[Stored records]
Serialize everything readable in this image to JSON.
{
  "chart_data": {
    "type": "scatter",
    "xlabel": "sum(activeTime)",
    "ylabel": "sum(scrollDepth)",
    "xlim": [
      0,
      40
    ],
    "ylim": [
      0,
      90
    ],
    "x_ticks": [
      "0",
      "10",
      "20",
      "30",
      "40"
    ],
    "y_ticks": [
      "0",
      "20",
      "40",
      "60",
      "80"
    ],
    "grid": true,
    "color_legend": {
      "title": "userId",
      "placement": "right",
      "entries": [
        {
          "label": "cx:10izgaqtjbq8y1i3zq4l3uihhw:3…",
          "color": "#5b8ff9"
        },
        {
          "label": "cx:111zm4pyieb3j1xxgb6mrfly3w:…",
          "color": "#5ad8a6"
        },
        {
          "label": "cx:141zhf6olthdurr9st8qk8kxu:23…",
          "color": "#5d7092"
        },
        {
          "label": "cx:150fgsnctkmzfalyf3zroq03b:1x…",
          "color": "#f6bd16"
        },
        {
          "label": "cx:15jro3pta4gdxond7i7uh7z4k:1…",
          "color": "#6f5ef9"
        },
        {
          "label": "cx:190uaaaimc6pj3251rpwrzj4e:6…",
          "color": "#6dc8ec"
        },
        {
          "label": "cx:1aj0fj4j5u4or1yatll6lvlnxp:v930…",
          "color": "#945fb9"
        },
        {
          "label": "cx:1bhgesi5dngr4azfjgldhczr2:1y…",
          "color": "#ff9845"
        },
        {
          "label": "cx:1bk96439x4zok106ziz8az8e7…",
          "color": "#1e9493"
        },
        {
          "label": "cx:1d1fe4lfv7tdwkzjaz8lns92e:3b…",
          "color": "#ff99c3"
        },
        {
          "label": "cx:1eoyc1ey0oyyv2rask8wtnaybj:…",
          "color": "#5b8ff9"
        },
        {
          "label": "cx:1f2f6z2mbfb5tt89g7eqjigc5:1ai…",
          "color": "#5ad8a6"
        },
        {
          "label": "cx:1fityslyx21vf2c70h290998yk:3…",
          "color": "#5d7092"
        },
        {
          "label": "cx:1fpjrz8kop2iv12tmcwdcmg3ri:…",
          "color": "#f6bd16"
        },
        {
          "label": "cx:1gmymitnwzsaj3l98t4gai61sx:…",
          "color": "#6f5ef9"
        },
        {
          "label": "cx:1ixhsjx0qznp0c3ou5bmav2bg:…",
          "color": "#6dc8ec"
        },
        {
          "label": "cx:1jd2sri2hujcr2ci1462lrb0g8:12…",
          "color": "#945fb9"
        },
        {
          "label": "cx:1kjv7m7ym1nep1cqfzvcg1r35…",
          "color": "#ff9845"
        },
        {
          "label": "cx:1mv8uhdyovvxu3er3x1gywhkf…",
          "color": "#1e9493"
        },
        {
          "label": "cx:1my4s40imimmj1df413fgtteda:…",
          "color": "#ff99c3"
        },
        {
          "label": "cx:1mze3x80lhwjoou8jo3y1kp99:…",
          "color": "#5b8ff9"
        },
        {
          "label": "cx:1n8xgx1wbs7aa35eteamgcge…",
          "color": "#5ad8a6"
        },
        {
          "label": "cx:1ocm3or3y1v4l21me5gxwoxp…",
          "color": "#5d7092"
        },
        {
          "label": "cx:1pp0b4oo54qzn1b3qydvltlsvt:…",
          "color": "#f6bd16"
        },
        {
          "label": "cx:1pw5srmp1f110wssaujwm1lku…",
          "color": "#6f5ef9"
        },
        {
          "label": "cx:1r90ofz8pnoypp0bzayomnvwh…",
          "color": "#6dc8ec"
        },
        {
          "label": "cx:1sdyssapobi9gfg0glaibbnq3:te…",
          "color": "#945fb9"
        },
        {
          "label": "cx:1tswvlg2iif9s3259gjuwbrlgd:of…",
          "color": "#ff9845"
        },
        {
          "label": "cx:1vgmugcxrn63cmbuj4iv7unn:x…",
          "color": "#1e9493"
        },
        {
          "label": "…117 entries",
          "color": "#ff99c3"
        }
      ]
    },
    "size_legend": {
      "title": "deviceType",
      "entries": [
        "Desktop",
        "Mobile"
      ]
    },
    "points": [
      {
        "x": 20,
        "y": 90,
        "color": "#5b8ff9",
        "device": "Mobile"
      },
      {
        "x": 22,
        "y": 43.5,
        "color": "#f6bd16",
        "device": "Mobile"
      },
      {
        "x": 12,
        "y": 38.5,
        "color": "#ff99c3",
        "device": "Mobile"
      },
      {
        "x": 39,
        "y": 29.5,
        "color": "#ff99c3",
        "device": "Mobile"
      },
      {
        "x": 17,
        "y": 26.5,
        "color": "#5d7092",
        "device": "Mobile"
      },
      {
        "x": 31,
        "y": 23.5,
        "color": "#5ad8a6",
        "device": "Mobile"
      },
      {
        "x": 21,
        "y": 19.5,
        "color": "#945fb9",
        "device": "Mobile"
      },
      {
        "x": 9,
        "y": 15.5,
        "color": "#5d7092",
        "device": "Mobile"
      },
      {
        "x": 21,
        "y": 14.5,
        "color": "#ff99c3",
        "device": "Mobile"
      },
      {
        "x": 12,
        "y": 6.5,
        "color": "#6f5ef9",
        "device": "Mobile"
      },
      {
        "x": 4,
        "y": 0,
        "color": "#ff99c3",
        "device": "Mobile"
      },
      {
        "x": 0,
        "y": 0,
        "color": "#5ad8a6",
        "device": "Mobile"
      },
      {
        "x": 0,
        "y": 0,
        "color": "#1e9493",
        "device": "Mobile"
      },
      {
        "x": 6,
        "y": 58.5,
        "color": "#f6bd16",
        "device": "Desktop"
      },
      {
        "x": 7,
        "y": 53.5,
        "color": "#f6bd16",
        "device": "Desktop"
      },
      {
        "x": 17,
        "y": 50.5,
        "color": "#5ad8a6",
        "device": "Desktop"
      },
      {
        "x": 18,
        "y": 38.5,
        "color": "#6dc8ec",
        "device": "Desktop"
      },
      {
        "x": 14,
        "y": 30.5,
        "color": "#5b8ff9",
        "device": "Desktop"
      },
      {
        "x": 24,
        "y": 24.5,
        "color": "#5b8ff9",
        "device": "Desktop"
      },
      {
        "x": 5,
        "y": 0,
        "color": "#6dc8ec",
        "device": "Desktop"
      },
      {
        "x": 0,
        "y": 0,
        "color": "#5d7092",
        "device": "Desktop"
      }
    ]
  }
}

» Written instruction
Reproduce the data in full, exactly as presented.

» Response
Serialize everything readable in this image to JSON.
{
  "chart_data": {
    "type": "scatter",
    "xlabel": "sum(activeTime)",
    "ylabel": "sum(scrollDepth)",
    "xlim": [
      0,
      40
    ],
    "ylim": [
      0,
      90
    ],
    "x_ticks": [
      "0",
      "10",
      "20",
      "30",
      "40"
    ],
    "y_ticks": [
      "0",
      "20",
      "40",
      "60",
      "80"
    ],
    "grid": true,
    "color_legend": {
      "title": "userId",
      "placement": "right",
      "entries": [
        {
          "label": "cx:10izgaqtjbq8y1i3zq4l3uihhw:3…",
          "color": "#5b8ff9"
        },
        {
          "label": "cx:111zm4pyieb3j1xxgb6mrfly3w:…",
          "color": "#5ad8a6"
        },
        {
          "label": "cx:141zhf6olthdurr9st8qk8kxu:23…",
          "color": "#5d7092"
        },
        {
          "label": "cx:150fgsnctkmzfalyf3zroq03b:1x…",
          "color": "#f6bd16"
        },
        {
          "label": "cx:15jro3pta4gdxond7i7uh7z4k:1…",
          "color": "#6f5ef9"
        },
        {
          "label": "cx:190uaaaimc6pj3251rpwrzj4e:6…",
          "color": "#6dc8ec"
        },
        {
          "label": "cx:1aj0fj4j5u4or1yatll6lvlnxp:v930…",
          "color": "#945fb9"
        },
        {
          "label": "cx:1bhgesi5dngr4azfjgldhczr2:1y…",
          "color": "#ff9845"
        },
        {
          "label": "cx:1bk96439x4zok106ziz8az8e7…",
          "color": "#1e9493"
        },
        {
          "label": "cx:1d1fe4lfv7tdwkzjaz8lns92e:3b…",
          "color": "#ff99c3"
        },
        {
          "label": "cx:1eoyc1ey0oyyv2rask8wtnaybj:…",
          "color": "#5b8ff9"
        },
        {
          "label": "cx:1f2f6z2mbfb5tt89g7eqjigc5:1ai…",
          "color": "#5ad8a6"
        },
        {
          "label": "cx:1fityslyx21vf2c70h290998yk:3…",
          "color": "#5d7092"
        },
        {
          "label": "cx:1fpjrz8kop2iv12tmcwdcmg3ri:…",
          "color": "#f6bd16"
        },
        {
          "label": "cx:1gmymitnwzsaj3l98t4gai61sx:…",
          "color": "#6f5ef9"
        },
        {
          "label": "cx:1ixhsjx0qznp0c3ou5bmav2bg:…",
          "color": "#6dc8ec"
        },
        {
          "label": "cx:1jd2sri2hujcr2ci1462lrb0g8:12…",
          "color": "#945fb9"
        },
        {
          "label": "cx:1kjv7m7ym1nep1cqfzvcg1r35…",
          "color": "#ff9845"
        },
        {
          "label": "cx:1mv8uhdyovvxu3er3x1gywhkf…",
          "color": "#1e9493"
        },
        {
          "label": "cx:1my4s40imimmj1df413fgtteda:…",
          "color": "#ff99c3"
        },
        {
          "label": "cx:1mze3x80lhwjoou8jo3y1kp99:…",
          "color": "#5b8ff9"
        },
        {
          "label": "cx:1n8xgx1wbs7aa35eteamgcge…",
          "color": "#5ad8a6"
        },
        {
          "label": "cx:1ocm3or3y1v4l21me5gxwoxp…",
          "color": "#5d7092"
        },
        {
          "label": "cx:1pp0b4oo54qzn1b3qydvltlsvt:…",
          "color": "#f6bd16"
        },
        {
          "label": "cx:1pw5srmp1f110wssaujwm1lku…",
          "color": "#6f5ef9"
        },
        {
          "label": "cx:1r90ofz8pnoypp0bzayomnvwh…",
          "color": "#6dc8ec"
        },
        {
          "label": "cx:1sdyssapobi9gfg0glaibbnq3:te…",
          "color": "#945fb9"
        },
        {
          "label": "cx:1tswvlg2iif9s3259gjuwbrlgd:of…",
          "color": "#ff9845"
        },
        {
          "label": "cx:1vgmugcxrn63cmbuj4iv7unn:x…",
          "color": "#1e9493"
        },
        {
          "label": "…117 entries",
          "color": "#ff99c3"
        }
      ]
    },
    "size_legend": {
      "title": "deviceType",
      "entries": [
        "Desktop",
        "Mobile"
      ]
    },
    "points": [
      {
        "x": 20,
        "y": 90,
        "color": "#5b8ff9",
        "device": "Mobile"
      },
      {
        "x": 22,
        "y": 43.5,
        "color": "#f6bd16",
        "device": "Mobile"
      },
      {
        "x": 12,
        "y": 38.5,
        "color": "#ff99c3",
        "device": "Mobile"
      },
      {
        "x": 39,
        "y": 29.5,
        "color": "#ff99c3",
        "device": "Mobile"
      },
      {
        "x": 17,
        "y": 26.5,
        "color": "#5d7092",
        "device": "Mobile"
      },
      {
        "x": 31,
        "y": 23.5,
        "color": "#5ad8a6",
        "device": "Mobile"
      },
      {
        "x": 21,
        "y": 19.5,
        "color": "#945fb9",
        "device": "Mobile"
      },
      {
        "x": 9,
        "y": 15.5,
        "color": "#5d7092",
        "device": "Mobile"
      },
      {
        "x": 21,
        "y": 14.5,
        "color": "#ff99c3",
        "device": "Mobile"
      },
      {
        "x": 12,
        "y": 6.5,
        "color": "#6f5ef9",
        "device": "Mobile"
      },
      {
        "x": 4,
        "y": 0,
        "color": "#ff99c3",
        "device": "Mobile"
      },
      {
        "x": 0,
        "y": 0,
        "color": "#5ad8a6",
        "device": "Mobile"
      },
      {
        "x": 0,
        "y": 0,
        "color": "#1e9493",
        "device": "Mobile"
      },
      {
        "x": 6,
        "y": 58.5,
        "color": "#f6bd16",
        "device": "Desktop"
      },
      {
        "x": 7,
        "y": 53.5,
        "color": "#f6bd16",
        "device": "Desktop"
      },
      {
        "x": 17,
        "y": 50.5,
        "color": "#5ad8a6",
        "device": "Desktop"
      },
      {
        "x": 18,
        "y": 38.5,
        "color": "#6dc8ec",
        "device": "Desktop"
      },
      {
        "x": 14,
        "y": 30.5,
        "color": "#5b8ff9",
        "device": "Desktop"
      },
      {
        "x": 24,
        "y": 24.5,
        "color": "#5b8ff9",
        "device": "Desktop"
      },
      {
        "x": 5,
        "y": 0,
        "color": "#6dc8ec",
        "device": "Desktop"
      },
      {
        "x": 0,
        "y": 0,
        "color": "#5d7092",
        "device": "Desktop"
      }
    ]
  }
}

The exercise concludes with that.